STATED TASK:
Check each line of the data for "label" and select those that have it.
>> BEGIN EXERCISE MATERIAL
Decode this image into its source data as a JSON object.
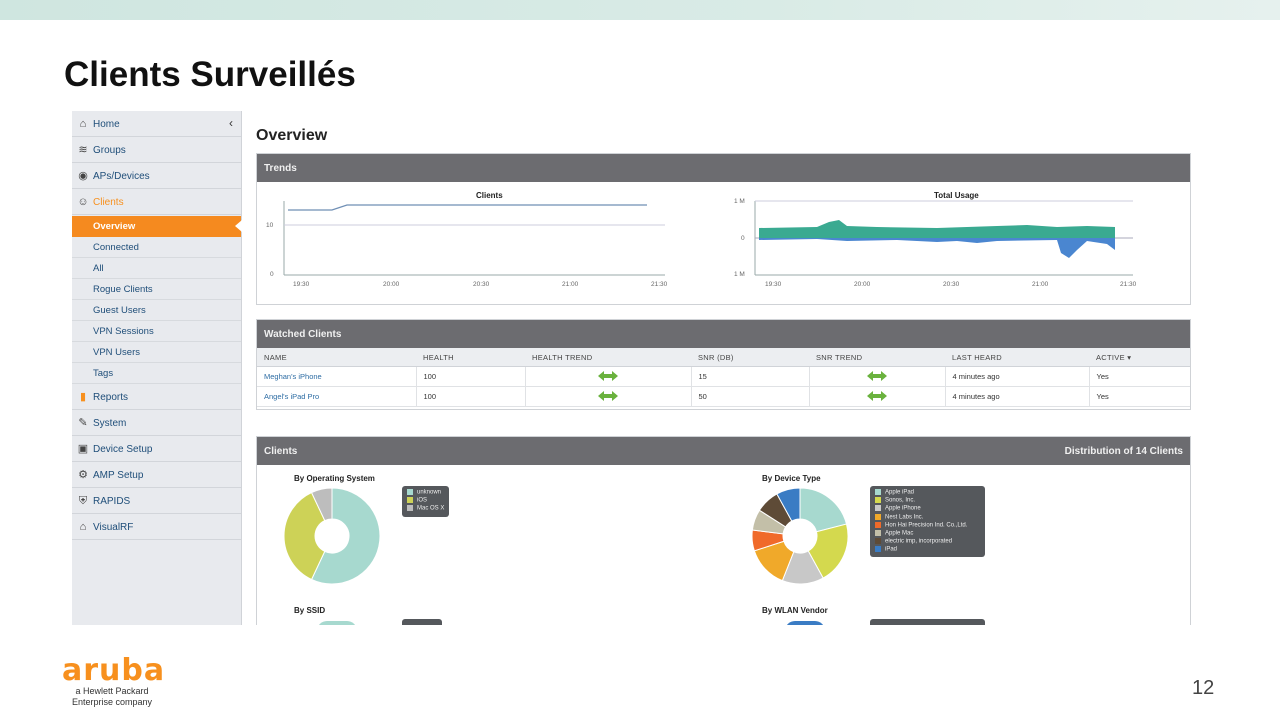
{
  "slide": {
    "title": "Clients Surveillés",
    "page_number": "12",
    "logo_word": "aruba",
    "logo_sub1": "a Hewlett Packard",
    "logo_sub2": "Enterprise company"
  },
  "sidebar": {
    "items": [
      {
        "label": "Home",
        "icon": "home-icon",
        "glyph": "⌂"
      },
      {
        "label": "Groups",
        "icon": "wifi-icon",
        "glyph": "≋"
      },
      {
        "label": "APs/Devices",
        "icon": "eye-icon",
        "glyph": "◉"
      },
      {
        "label": "Clients",
        "icon": "users-icon",
        "glyph": "☺"
      }
    ],
    "sub_items": [
      "Overview",
      "Connected",
      "All",
      "Rogue Clients",
      "Guest Users",
      "VPN Sessions",
      "VPN Users",
      "Tags"
    ],
    "items_after": [
      {
        "label": "Reports",
        "icon": "bar-chart-icon",
        "glyph": "▮"
      },
      {
        "label": "System",
        "icon": "wrench-icon",
        "glyph": "✎"
      },
      {
        "label": "Device Setup",
        "icon": "device-icon",
        "glyph": "▣"
      },
      {
        "label": "AMP Setup",
        "icon": "gears-icon",
        "glyph": "⚙"
      },
      {
        "label": "RAPIDS",
        "icon": "shield-icon",
        "glyph": "⛨"
      },
      {
        "label": "VisualRF",
        "icon": "building-icon",
        "glyph": "⌂"
      }
    ]
  },
  "main": {
    "title": "Overview",
    "trends": {
      "header": "Trends",
      "clients_chart": {
        "title": "Clients",
        "y_ticks": [
          "0",
          "10"
        ],
        "x_ticks": [
          "19:30",
          "20:00",
          "20:30",
          "21:00",
          "21:30"
        ]
      },
      "usage_chart": {
        "title": "Total Usage",
        "y_ticks": [
          "1 M",
          "0",
          "1 M"
        ],
        "x_ticks": [
          "19:30",
          "20:00",
          "20:30",
          "21:00",
          "21:30"
        ]
      }
    },
    "watched": {
      "header": "Watched Clients",
      "columns": [
        "NAME",
        "HEALTH",
        "HEALTH TREND",
        "SNR (DB)",
        "SNR TREND",
        "LAST HEARD",
        "ACTIVE ▾"
      ],
      "rows": [
        {
          "name": "Meghan's iPhone",
          "health": "100",
          "snr": "15",
          "last_heard": "4 minutes ago",
          "active": "Yes"
        },
        {
          "name": "Angel's iPad Pro",
          "health": "100",
          "snr": "50",
          "last_heard": "4 minutes ago",
          "active": "Yes"
        }
      ]
    },
    "clients": {
      "header": "Clients",
      "distribution": "Distribution of 14 Clients",
      "by_os": {
        "title": "By Operating System",
        "legend": [
          "unknown",
          "iOS",
          "Mac OS X"
        ],
        "colors": [
          "#a7d9cf",
          "#cdd257",
          "#bdbdbd"
        ],
        "values": [
          57,
          36,
          7
        ]
      },
      "by_device": {
        "title": "By Device Type",
        "legend": [
          "Apple iPad",
          "Sonos, Inc.",
          "Apple iPhone",
          "Nest Labs Inc.",
          "Hon Hai Precision Ind. Co.,Ltd.",
          "Apple Mac",
          "electric imp, incorporated",
          "iPad"
        ],
        "colors": [
          "#a7d9cf",
          "#d4d94e",
          "#c8c8c8",
          "#f0a92a",
          "#f06a2a",
          "#c3bfa8",
          "#5e4b37",
          "#3a7cc4"
        ],
        "values": [
          21,
          21,
          14,
          14,
          7,
          7,
          8,
          8
        ]
      },
      "by_ssid": {
        "title": "By SSID"
      },
      "by_vendor": {
        "title": "By WLAN Vendor"
      }
    }
  }
}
>> END EXERCISE MATERIAL
THE ANSWER:
        "label": "Home",
        "label": "Groups",
        "label": "APs/Devices",
        "label": "Clients",
        "label": "Reports",
        "label": "System",
        "label": "Device Setup",
        "label": "AMP Setup",
        "label": "RAPIDS",
        "label": "VisualRF",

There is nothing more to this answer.